§ **What to produce**:
Write out all the data again, exactly as it stands.

§ **Records supplied**:
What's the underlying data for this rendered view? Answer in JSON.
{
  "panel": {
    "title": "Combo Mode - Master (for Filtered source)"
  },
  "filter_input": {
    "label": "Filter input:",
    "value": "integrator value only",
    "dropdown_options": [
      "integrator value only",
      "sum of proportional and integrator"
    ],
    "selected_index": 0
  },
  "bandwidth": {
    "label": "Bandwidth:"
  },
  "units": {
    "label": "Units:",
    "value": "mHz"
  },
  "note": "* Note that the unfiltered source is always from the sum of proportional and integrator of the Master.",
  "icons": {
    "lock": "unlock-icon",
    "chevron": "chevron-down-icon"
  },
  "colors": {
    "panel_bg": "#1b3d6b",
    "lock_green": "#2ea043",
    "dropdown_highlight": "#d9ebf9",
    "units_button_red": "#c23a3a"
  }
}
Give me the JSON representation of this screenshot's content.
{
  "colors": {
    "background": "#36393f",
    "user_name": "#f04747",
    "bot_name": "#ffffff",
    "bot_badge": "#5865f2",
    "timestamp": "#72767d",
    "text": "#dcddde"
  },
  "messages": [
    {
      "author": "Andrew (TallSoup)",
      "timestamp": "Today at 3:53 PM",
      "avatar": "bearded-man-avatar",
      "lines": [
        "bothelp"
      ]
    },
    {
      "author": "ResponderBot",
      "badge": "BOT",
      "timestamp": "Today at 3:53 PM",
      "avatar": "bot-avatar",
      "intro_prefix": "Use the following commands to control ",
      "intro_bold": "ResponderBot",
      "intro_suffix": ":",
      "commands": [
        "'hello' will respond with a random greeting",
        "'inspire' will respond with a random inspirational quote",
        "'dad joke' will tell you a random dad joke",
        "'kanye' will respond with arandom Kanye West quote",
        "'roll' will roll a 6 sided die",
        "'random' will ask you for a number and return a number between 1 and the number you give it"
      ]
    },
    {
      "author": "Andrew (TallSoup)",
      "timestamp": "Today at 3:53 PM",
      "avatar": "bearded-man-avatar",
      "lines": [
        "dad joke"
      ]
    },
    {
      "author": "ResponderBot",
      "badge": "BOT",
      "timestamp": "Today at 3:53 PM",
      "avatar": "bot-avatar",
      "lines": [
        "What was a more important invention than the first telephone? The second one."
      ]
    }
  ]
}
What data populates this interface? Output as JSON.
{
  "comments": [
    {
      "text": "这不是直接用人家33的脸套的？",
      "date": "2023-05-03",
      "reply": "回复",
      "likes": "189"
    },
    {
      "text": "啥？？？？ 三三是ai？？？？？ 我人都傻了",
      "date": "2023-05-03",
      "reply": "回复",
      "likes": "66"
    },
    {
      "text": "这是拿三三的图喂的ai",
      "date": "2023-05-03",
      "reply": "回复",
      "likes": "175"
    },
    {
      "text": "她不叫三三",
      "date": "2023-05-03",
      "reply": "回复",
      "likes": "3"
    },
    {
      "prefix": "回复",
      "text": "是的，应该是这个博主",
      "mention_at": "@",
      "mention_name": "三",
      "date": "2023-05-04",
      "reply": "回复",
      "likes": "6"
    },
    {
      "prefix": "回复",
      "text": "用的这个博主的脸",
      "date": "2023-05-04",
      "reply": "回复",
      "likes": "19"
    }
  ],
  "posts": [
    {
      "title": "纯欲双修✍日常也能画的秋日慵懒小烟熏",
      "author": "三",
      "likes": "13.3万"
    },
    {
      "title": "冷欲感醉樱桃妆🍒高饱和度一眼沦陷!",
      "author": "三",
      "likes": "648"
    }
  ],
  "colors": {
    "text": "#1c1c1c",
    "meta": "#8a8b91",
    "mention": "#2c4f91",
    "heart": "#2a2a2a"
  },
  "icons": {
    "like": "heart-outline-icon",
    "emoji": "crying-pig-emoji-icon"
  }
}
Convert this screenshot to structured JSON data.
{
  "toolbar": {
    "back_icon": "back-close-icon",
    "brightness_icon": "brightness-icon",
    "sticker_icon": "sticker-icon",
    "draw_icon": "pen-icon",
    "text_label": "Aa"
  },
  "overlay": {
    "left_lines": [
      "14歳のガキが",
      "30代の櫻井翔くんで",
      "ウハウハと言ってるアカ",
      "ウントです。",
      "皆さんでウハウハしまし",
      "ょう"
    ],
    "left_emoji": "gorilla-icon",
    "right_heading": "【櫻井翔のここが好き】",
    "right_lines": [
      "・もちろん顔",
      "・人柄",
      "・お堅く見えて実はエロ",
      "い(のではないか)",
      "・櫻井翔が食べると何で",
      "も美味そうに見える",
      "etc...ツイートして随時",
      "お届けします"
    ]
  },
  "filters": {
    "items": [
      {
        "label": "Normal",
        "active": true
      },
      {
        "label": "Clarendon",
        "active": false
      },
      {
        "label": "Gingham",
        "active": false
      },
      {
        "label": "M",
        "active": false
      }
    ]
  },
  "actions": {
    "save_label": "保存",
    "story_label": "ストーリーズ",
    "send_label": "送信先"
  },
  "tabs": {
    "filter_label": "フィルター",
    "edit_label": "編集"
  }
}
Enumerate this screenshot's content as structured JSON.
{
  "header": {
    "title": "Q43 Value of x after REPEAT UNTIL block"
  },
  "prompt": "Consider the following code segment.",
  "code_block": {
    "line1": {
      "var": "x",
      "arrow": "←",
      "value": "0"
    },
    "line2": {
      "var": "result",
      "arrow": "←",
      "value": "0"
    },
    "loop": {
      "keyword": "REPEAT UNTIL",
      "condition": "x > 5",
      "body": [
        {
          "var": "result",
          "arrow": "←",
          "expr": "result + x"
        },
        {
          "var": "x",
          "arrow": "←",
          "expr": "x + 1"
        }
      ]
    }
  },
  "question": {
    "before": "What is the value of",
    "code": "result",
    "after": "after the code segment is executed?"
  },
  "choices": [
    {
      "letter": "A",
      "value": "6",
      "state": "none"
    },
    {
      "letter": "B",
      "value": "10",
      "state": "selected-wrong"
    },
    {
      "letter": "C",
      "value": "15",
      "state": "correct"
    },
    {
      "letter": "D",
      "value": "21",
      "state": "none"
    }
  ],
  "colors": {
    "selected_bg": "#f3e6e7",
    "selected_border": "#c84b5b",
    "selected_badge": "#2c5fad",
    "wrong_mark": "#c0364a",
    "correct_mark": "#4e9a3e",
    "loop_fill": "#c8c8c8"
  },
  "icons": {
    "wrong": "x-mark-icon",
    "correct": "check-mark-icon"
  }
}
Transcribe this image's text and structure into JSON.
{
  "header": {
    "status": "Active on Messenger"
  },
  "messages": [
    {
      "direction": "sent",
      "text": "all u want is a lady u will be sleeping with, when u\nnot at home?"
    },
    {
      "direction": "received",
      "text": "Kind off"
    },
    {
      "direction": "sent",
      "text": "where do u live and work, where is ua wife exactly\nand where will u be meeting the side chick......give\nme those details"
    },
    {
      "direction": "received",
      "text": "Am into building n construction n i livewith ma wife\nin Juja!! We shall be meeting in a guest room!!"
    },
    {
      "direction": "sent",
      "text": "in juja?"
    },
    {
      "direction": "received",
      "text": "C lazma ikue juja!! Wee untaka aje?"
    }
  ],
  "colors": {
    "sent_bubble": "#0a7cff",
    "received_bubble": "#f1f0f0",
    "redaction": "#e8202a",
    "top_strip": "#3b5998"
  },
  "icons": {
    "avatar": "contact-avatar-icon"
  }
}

§ **Result for this task**:
What's the underlying data for this rendered view? Answer in JSON.
{
  "panel": {
    "title": "Combo Mode - Master (for Filtered source)"
  },
  "filter_input": {
    "label": "Filter input:",
    "value": "integrator value only",
    "dropdown_options": [
      "integrator value only",
      "sum of proportional and integrator"
    ],
    "selected_index": 0
  },
  "bandwidth": {
    "label": "Bandwidth:"
  },
  "units": {
    "label": "Units:",
    "value": "mHz"
  },
  "note": "* Note that the unfiltered source is always from the sum of proportional and integrator of the Master.",
  "icons": {
    "lock": "unlock-icon",
    "chevron": "chevron-down-icon"
  },
  "colors": {
    "panel_bg": "#1b3d6b",
    "lock_green": "#2ea043",
    "dropdown_highlight": "#d9ebf9",
    "units_button_red": "#c23a3a"
  }
}
Give me the JSON representation of this screenshot's content.
{
  "colors": {
    "background": "#36393f",
    "user_name": "#f04747",
    "bot_name": "#ffffff",
    "bot_badge": "#5865f2",
    "timestamp": "#72767d",
    "text": "#dcddde"
  },
  "messages": [
    {
      "author": "Andrew (TallSoup)",
      "timestamp": "Today at 3:53 PM",
      "avatar": "bearded-man-avatar",
      "lines": [
        "bothelp"
      ]
    },
    {
      "author": "ResponderBot",
      "badge": "BOT",
      "timestamp": "Today at 3:53 PM",
      "avatar": "bot-avatar",
      "intro_prefix": "Use the following commands to control ",
      "intro_bold": "ResponderBot",
      "intro_suffix": ":",
      "commands": [
        "'hello' will respond with a random greeting",
        "'inspire' will respond with a random inspirational quote",
        "'dad joke' will tell you a random dad joke",
        "'kanye' will respond with arandom Kanye West quote",
        "'roll' will roll a 6 sided die",
        "'random' will ask you for a number and return a number between 1 and the number you give it"
      ]
    },
    {
      "author": "Andrew (TallSoup)",
      "timestamp": "Today at 3:53 PM",
      "avatar": "bearded-man-avatar",
      "lines": [
        "dad joke"
      ]
    },
    {
      "author": "ResponderBot",
      "badge": "BOT",
      "timestamp": "Today at 3:53 PM",
      "avatar": "bot-avatar",
      "lines": [
        "What was a more important invention than the first telephone? The second one."
      ]
    }
  ]
}
What data populates this interface? Output as JSON.
{
  "comments": [
    {
      "text": "这不是直接用人家33的脸套的？",
      "date": "2023-05-03",
      "reply": "回复",
      "likes": "189"
    },
    {
      "text": "啥？？？？ 三三是ai？？？？？ 我人都傻了",
      "date": "2023-05-03",
      "reply": "回复",
      "likes": "66"
    },
    {
      "text": "这是拿三三的图喂的ai",
      "date": "2023-05-03",
      "reply": "回复",
      "likes": "175"
    },
    {
      "text": "她不叫三三",
      "date": "2023-05-03",
      "reply": "回复",
      "likes": "3"
    },
    {
      "prefix": "回复",
      "text": "是的，应该是这个博主",
      "mention_at": "@",
      "mention_name": "三",
      "date": "2023-05-04",
      "reply": "回复",
      "likes": "6"
    },
    {
      "prefix": "回复",
      "text": "用的这个博主的脸",
      "date": "2023-05-04",
      "reply": "回复",
      "likes": "19"
    }
  ],
  "posts": [
    {
      "title": "纯欲双修✍日常也能画的秋日慵懒小烟熏",
      "author": "三",
      "likes": "13.3万"
    },
    {
      "title": "冷欲感醉樱桃妆🍒高饱和度一眼沦陷!",
      "author": "三",
      "likes": "648"
    }
  ],
  "colors": {
    "text": "#1c1c1c",
    "meta": "#8a8b91",
    "mention": "#2c4f91",
    "heart": "#2a2a2a"
  },
  "icons": {
    "like": "heart-outline-icon",
    "emoji": "crying-pig-emoji-icon"
  }
}
Convert this screenshot to structured JSON data.
{
  "toolbar": {
    "back_icon": "back-close-icon",
    "brightness_icon": "brightness-icon",
    "sticker_icon": "sticker-icon",
    "draw_icon": "pen-icon",
    "text_label": "Aa"
  },
  "overlay": {
    "left_lines": [
      "14歳のガキが",
      "30代の櫻井翔くんで",
      "ウハウハと言ってるアカ",
      "ウントです。",
      "皆さんでウハウハしまし",
      "ょう"
    ],
    "left_emoji": "gorilla-icon",
    "right_heading": "【櫻井翔のここが好き】",
    "right_lines": [
      "・もちろん顔",
      "・人柄",
      "・お堅く見えて実はエロ",
      "い(のではないか)",
      "・櫻井翔が食べると何で",
      "も美味そうに見える",
      "etc...ツイートして随時",
      "お届けします"
    ]
  },
  "filters": {
    "items": [
      {
        "label": "Normal",
        "active": true
      },
      {
        "label": "Clarendon",
        "active": false
      },
      {
        "label": "Gingham",
        "active": false
      },
      {
        "label": "M",
        "active": false
      }
    ]
  },
  "actions": {
    "save_label": "保存",
    "story_label": "ストーリーズ",
    "send_label": "送信先"
  },
  "tabs": {
    "filter_label": "フィルター",
    "edit_label": "編集"
  }
}
Enumerate this screenshot's content as structured JSON.
{
  "header": {
    "title": "Q43 Value of x after REPEAT UNTIL block"
  },
  "prompt": "Consider the following code segment.",
  "code_block": {
    "line1": {
      "var": "x",
      "arrow": "←",
      "value": "0"
    },
    "line2": {
      "var": "result",
      "arrow": "←",
      "value": "0"
    },
    "loop": {
      "keyword": "REPEAT UNTIL",
      "condition": "x > 5",
      "body": [
        {
          "var": "result",
          "arrow": "←",
          "expr": "result + x"
        },
        {
          "var": "x",
          "arrow": "←",
          "expr": "x + 1"
        }
      ]
    }
  },
  "question": {
    "before": "What is the value of",
    "code": "result",
    "after": "after the code segment is executed?"
  },
  "choices": [
    {
      "letter": "A",
      "value": "6",
      "state": "none"
    },
    {
      "letter": "B",
      "value": "10",
      "state": "selected-wrong"
    },
    {
      "letter": "C",
      "value": "15",
      "state": "correct"
    },
    {
      "letter": "D",
      "value": "21",
      "state": "none"
    }
  ],
  "colors": {
    "selected_bg": "#f3e6e7",
    "selected_border": "#c84b5b",
    "selected_badge": "#2c5fad",
    "wrong_mark": "#c0364a",
    "correct_mark": "#4e9a3e",
    "loop_fill": "#c8c8c8"
  },
  "icons": {
    "wrong": "x-mark-icon",
    "correct": "check-mark-icon"
  }
}
Transcribe this image's text and structure into JSON.
{
  "header": {
    "status": "Active on Messenger"
  },
  "messages": [
    {
      "direction": "sent",
      "text": "all u want is a lady u will be sleeping with, when u\nnot at home?"
    },
    {
      "direction": "received",
      "text": "Kind off"
    },
    {
      "direction": "sent",
      "text": "where do u live and work, where is ua wife exactly\nand where will u be meeting the side chick......give\nme those details"
    },
    {
      "direction": "received",
      "text": "Am into building n construction n i livewith ma wife\nin Juja!! We shall be meeting in a guest room!!"
    },
    {
      "direction": "sent",
      "text": "in juja?"
    },
    {
      "direction": "received",
      "text": "C lazma ikue juja!! Wee untaka aje?"
    }
  ],
  "colors": {
    "sent_bubble": "#0a7cff",
    "received_bubble": "#f1f0f0",
    "redaction": "#e8202a",
    "top_strip": "#3b5998"
  },
  "icons": {
    "avatar": "contact-avatar-icon"
  }
}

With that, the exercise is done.